◆ **Supplied information**:

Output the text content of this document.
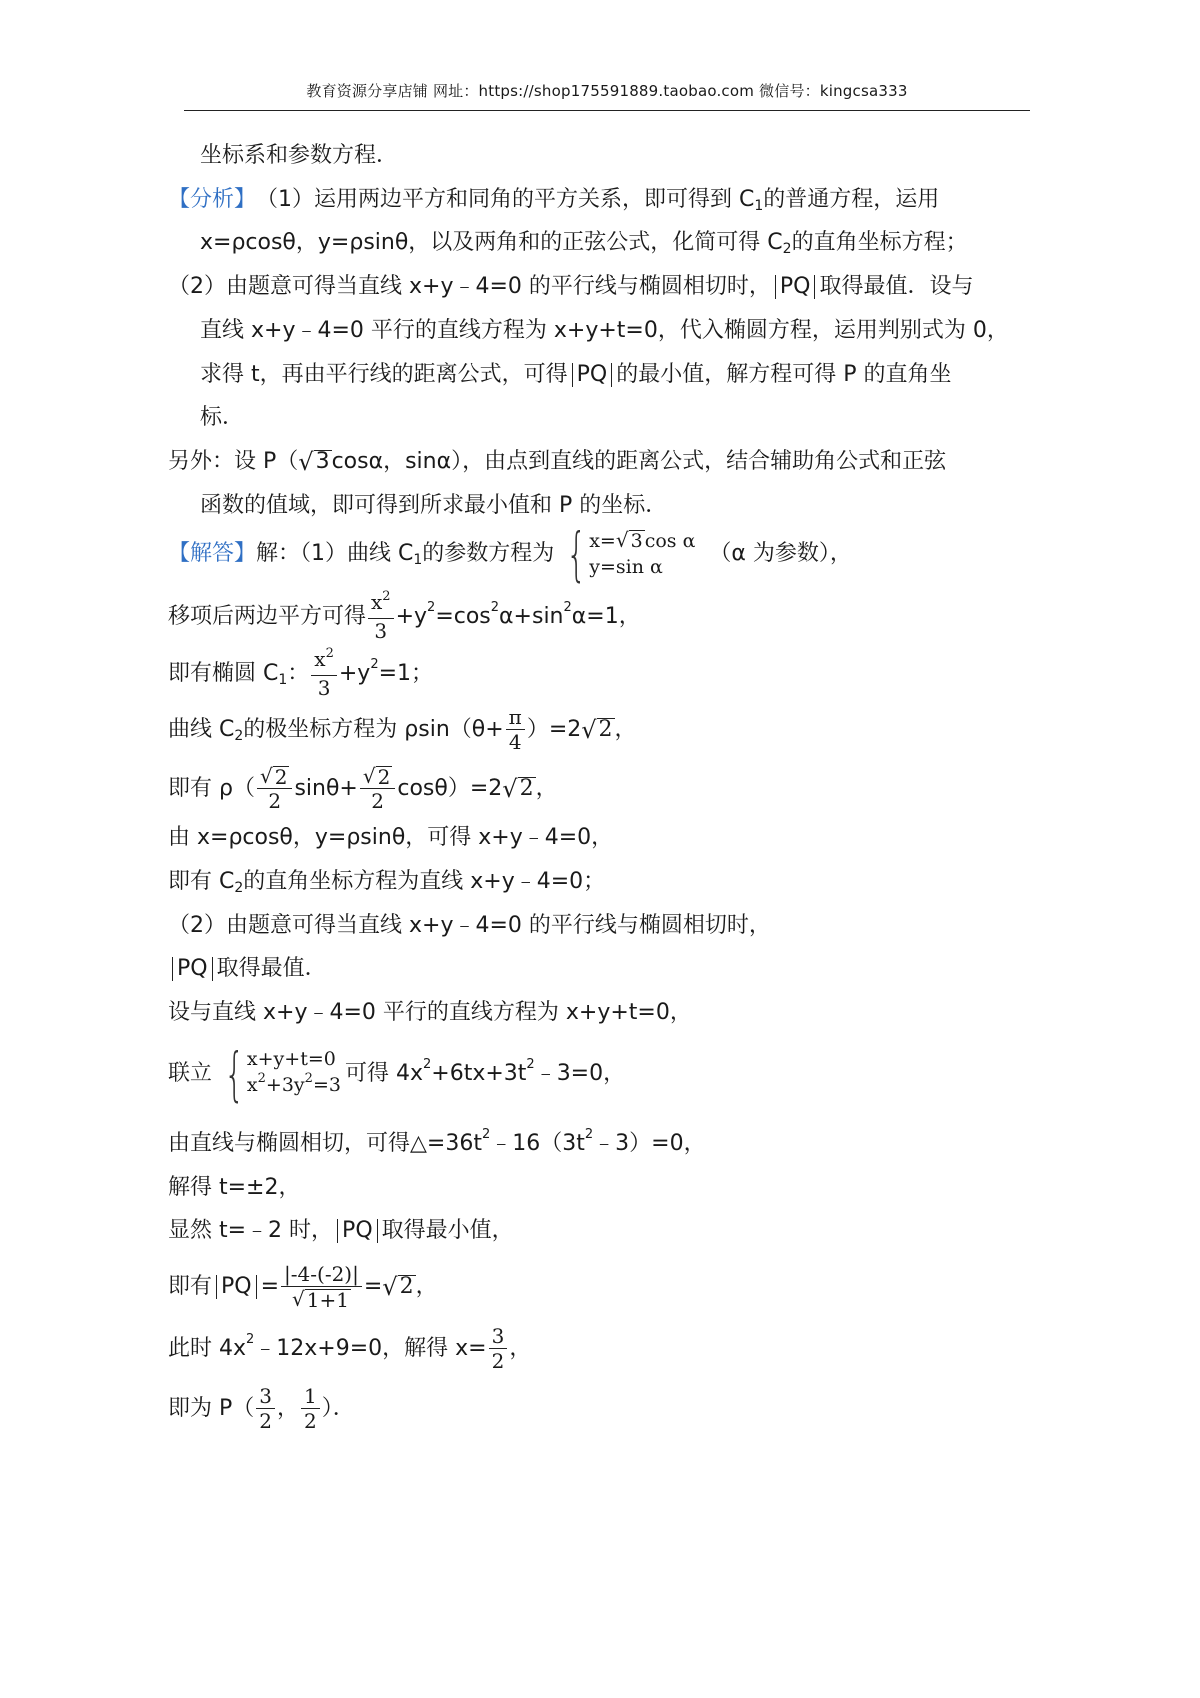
教育资源分享店铺 网址：https://shop175591889.taobao.com 微信号：kingcsa333
坐标系和参数方程．
【分析】 （1）运用两边平方和同角的平方关系，即可得到 C 1 的普通方程，运用
x=ρcosθ，y=ρsinθ，以及两角和的正弦公式，化简可得 C 2 的直角坐标方程；
（2）由题意可得当直线 x+y﹣4=0 的平行线与椭圆相切时， PQ 取得最值．设与
直线 x+y﹣4=0 平行的直线方程为 x+y+t=0，代入椭圆方程，运用判别式为 0，
求得 t，再由平行线的距离公式，可得 PQ 的最小值，解方程可得 P 的直角坐
标．
另外：设 P（ √ 3 cosα，sinα），由点到直线的距离公式，结合辅助角公式和正弦
函数的值域，即可得到所求最小值和 P 的坐标．
【解答】 解：（1）曲线 C 1 的参数方程为 { x= √ 3 cos α
y=sin α
（α 为参数），
移项后两边平方可得 $\frac{x^2}{3} +y$ 2 =cos 2 α+sin 2 α=1，
即有椭圆 C 1 ： $\frac{x^2}{3} +y$ 2 =1；
曲线 C 2 的极坐标方程为 $\rho\sin(\theta+ \frac{\pi}{4} )=2$ √ 2 ，
即有 $\rho( \frac{√ 2}{2} \sin\theta+ \frac{√ 2}{2} \cos\theta)=2$ √ 2 ，
由 x=ρcosθ，y=ρsinθ，可得 x+y﹣4=0，
即有 C 2 的直角坐标方程为直线 x+y﹣4=0；
（2）由题意可得当直线 x+y﹣4=0 的平行线与椭圆相切时，
PQ 取得最值．
设与直线 x+y﹣4=0 平行的直线方程为 x+y+t=0，
联立 { x+y+t=0
$x^2+3y^2=3$ 可得 4x 2 +6tx+3t 2 ﹣3=0，
由直线与椭圆相切，可得△=36t 2 ﹣16（3t 2 ﹣3）=0，
解得 t=±2，
显然 t=﹣2 时， PQ 取得最小值，
即有 PQ = $\frac{|-4-(-2)|}{√ 1+1}$ = √ 2 ，
此时 4x 2 ﹣12x+9=0，解得 $x= \frac{3}{2}$ ，
即为 $P( \frac{3}{2}$ ， $\frac{1}{2}$ ）．
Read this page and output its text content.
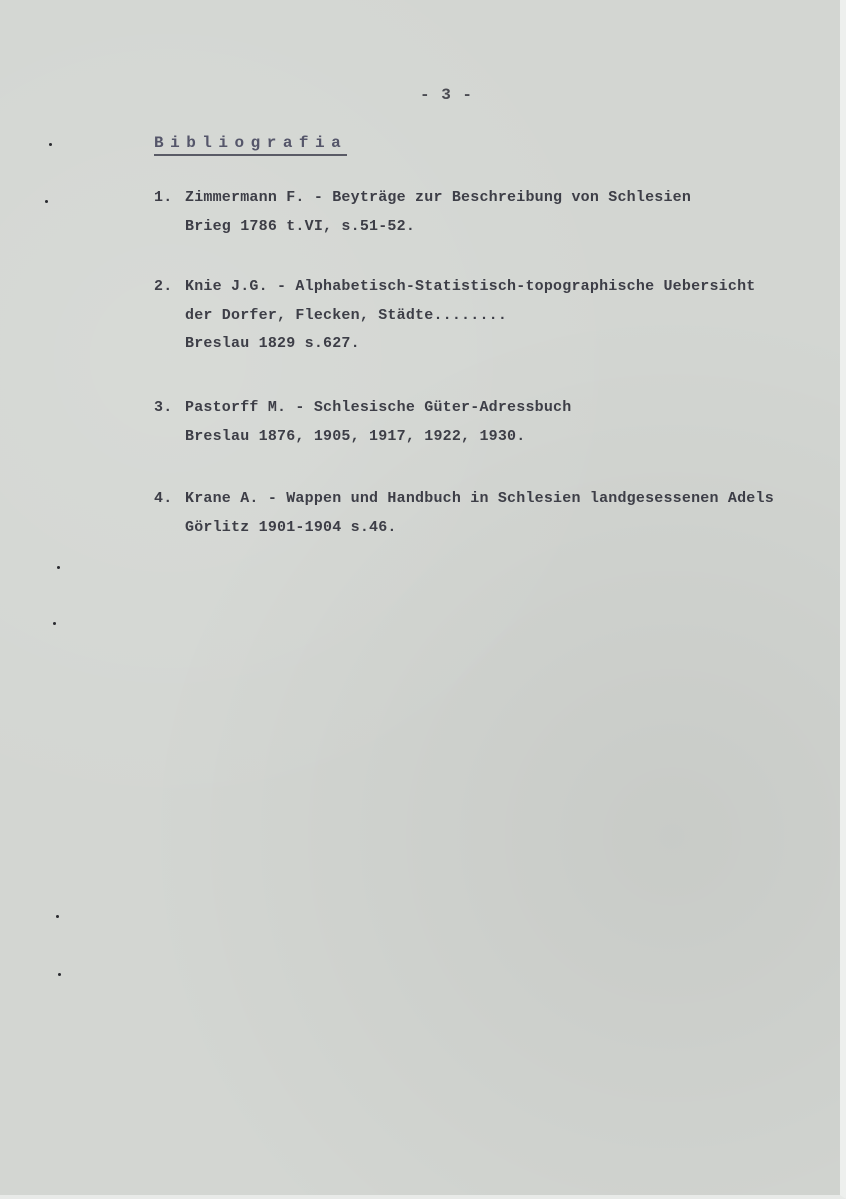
- 3 -
Bibliografia
1. Zimmermann F. - Beyträge zur Beschreibung von Schlesien
Brieg 1786 t.VI, s.51-52.
2. Knie J.G. - Alphabetisch-Statistisch-topographische Uebersicht
der Dorfer, Flecken, Städte........
Breslau 1829 s.627.
3. Pastorff M. - Schlesische Güter-Adressbuch
Breslau 1876, 1905, 1917, 1922, 1930.
4. Krane A. - Wappen und Handbuch in Schlesien landgesessenen Adels
Görlitz 1901-1904 s.46.
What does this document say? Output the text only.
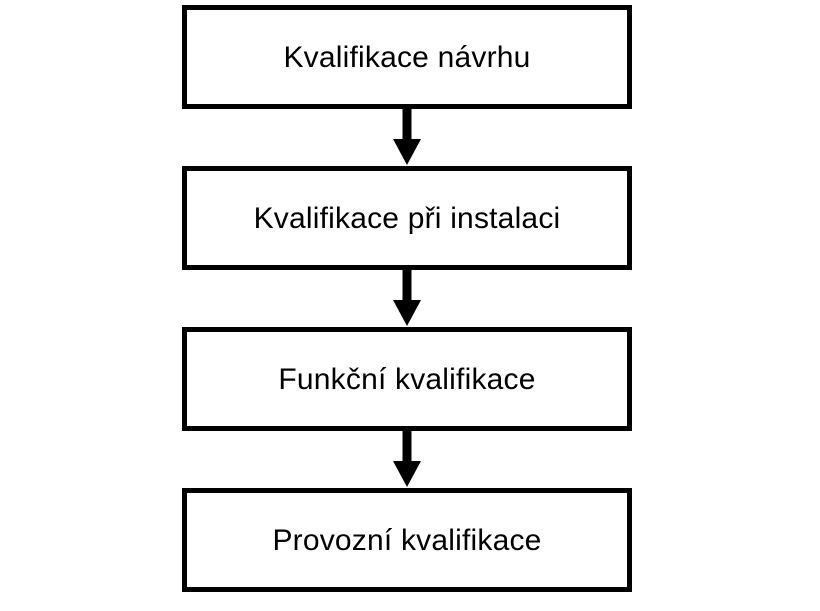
Kvalifikace návrhu
Kvalifikace při instalaci
Funkční kvalifikace
Provozní kvalifikace
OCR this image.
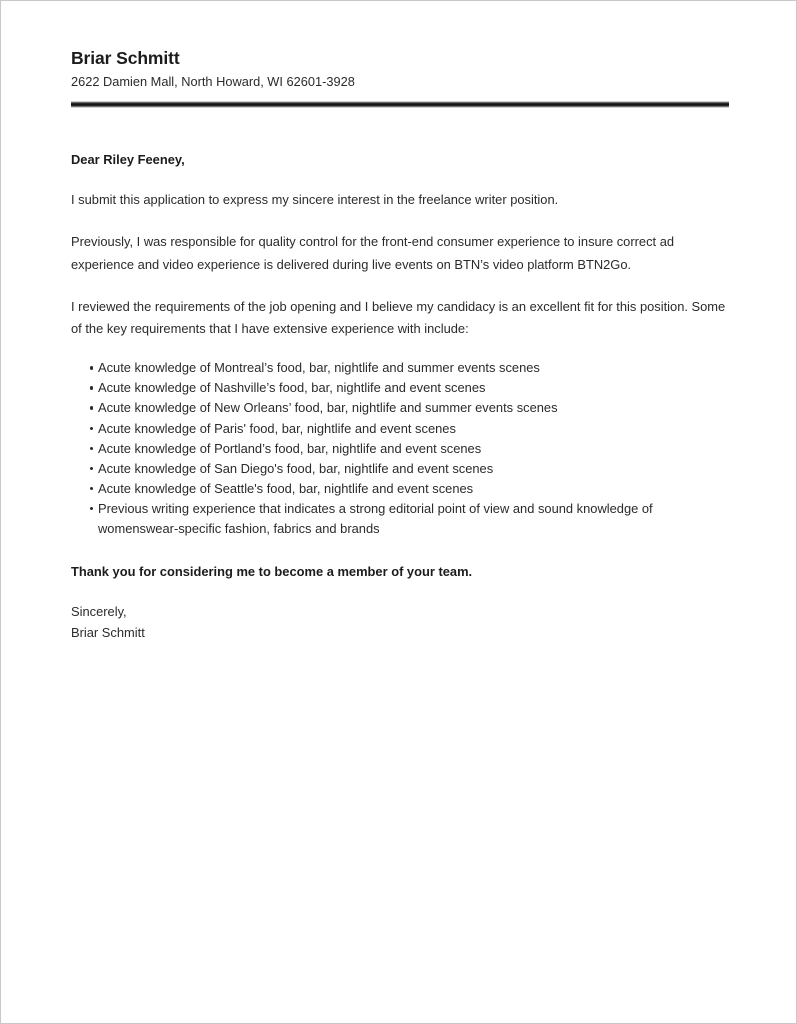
Briar Schmitt
2622 Damien Mall, North Howard, WI 62601-3928
Dear Riley Feeney,

I submit this application to express my sincere interest in the freelance writer position.

Previously, I was responsible for quality control for the front-end consumer experience to insure correct ad experience and video experience is delivered during live events on BTN’s video platform BTN2Go.

I reviewed the requirements of the job opening and I believe my candidacy is an excellent fit for this position. Some of the key requirements that I have extensive experience with include:

Acute knowledge of Montreal’s food, bar, nightlife and summer events scenes
Acute knowledge of Nashville’s food, bar, nightlife and event scenes
Acute knowledge of New Orleans’ food, bar, nightlife and summer events scenes
Acute knowledge of Paris' food, bar, nightlife and event scenes
Acute knowledge of Portland’s food, bar, nightlife and event scenes
Acute knowledge of San Diego's food, bar, nightlife and event scenes
Acute knowledge of Seattle's food, bar, nightlife and event scenes
Previous writing experience that indicates a strong editorial point of view and sound knowledge of womenswear-specific fashion, fabrics and brands

Thank you for considering me to become a member of your team.

Sincerely,

Briar Schmitt
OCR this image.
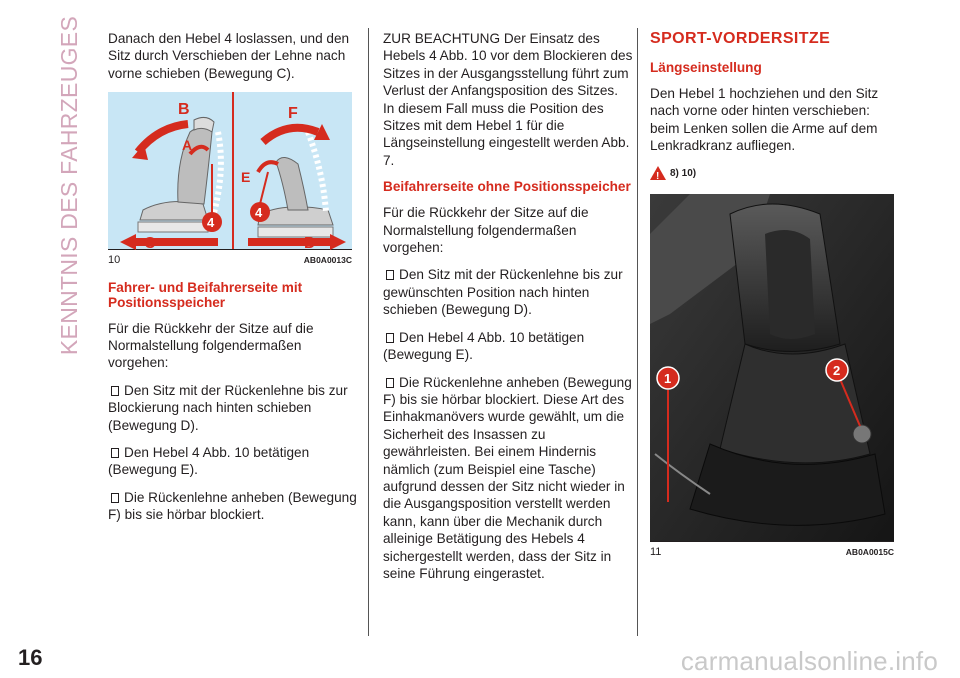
KENNTNIS DES FAHRZEUGES Danach den Hebel 4 loslassen, und den Sitz durch Verschieben der Lehne nach vorne schieben (Bewegung C).

B
A
C
4
F
E
D
4
10	AB0A0013C
Fahrer- und Beifahrerseite mit Positionsspeicher

Für die Rückkehr der Sitze auf die Normalstellung folgendermaßen vorgehen:

Den Sitz mit der Rückenlehne bis zur Blockierung nach hinten schieben (Bewegung D).
Den Hebel 4 Abb. 10 betätigen (Bewegung E).
Die Rückenlehne anheben (Bewegung F) bis sie hörbar blockiert.

ZUR BEACHTUNG Der Einsatz des Hebels 4 Abb. 10 vor dem Blockieren des Sitzes in der Ausgangsstellung führt zum Verlust der Anfangsposition des Sitzes. In diesem Fall muss die Position des Sitzes mit dem Hebel 1 für die Längseinstellung eingestellt werden Abb. 7.

Beifahrerseite ohne Positionsspeicher

Für die Rückkehr der Sitze auf die Normalstellung folgendermaßen vorgehen:

Den Sitz mit der Rückenlehne bis zur gewünschten Position nach hinten schieben (Bewegung D).
Den Hebel 4 Abb. 10 betätigen (Bewegung E).
Die Rückenlehne anheben (Bewegung F) bis sie hörbar blockiert. Diese Art des Einhakmanövers wurde gewählt, um die Sicherheit des Insassen zu gewährleisten. Bei einem Hindernis nämlich (zum Beispiel eine Tasche) aufgrund dessen der Sitz nicht wieder in die Ausgangsposition verstellt werden kann, kann über die Mechanik durch alleinige Betätigung des Hebels 4 sichergestellt werden, dass der Sitz in seine Führung eingerastet.
SPORT-VORDERSITZE
Längseinstellung

Den Hebel 1 hochziehen und den Sitz nach vorne oder hinten verschieben: beim Lenken sollen die Arme auf dem Lenkradkranz aufliegen.

!
8) 10)
1
2
11	AB0A0015C
16	carmanualsonline.info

◆ **Problem to solve**: Working from the listing above, pick out every line that has "的平行线与椭圆相切时" and copy it.

◆ **Complete output**:
（2）由题意可得当直线 x+y﹣4=0 的平行线与椭圆相切时， PQ 取得最值．设与
（2）由题意可得当直线 x+y﹣4=0 的平行线与椭圆相切时，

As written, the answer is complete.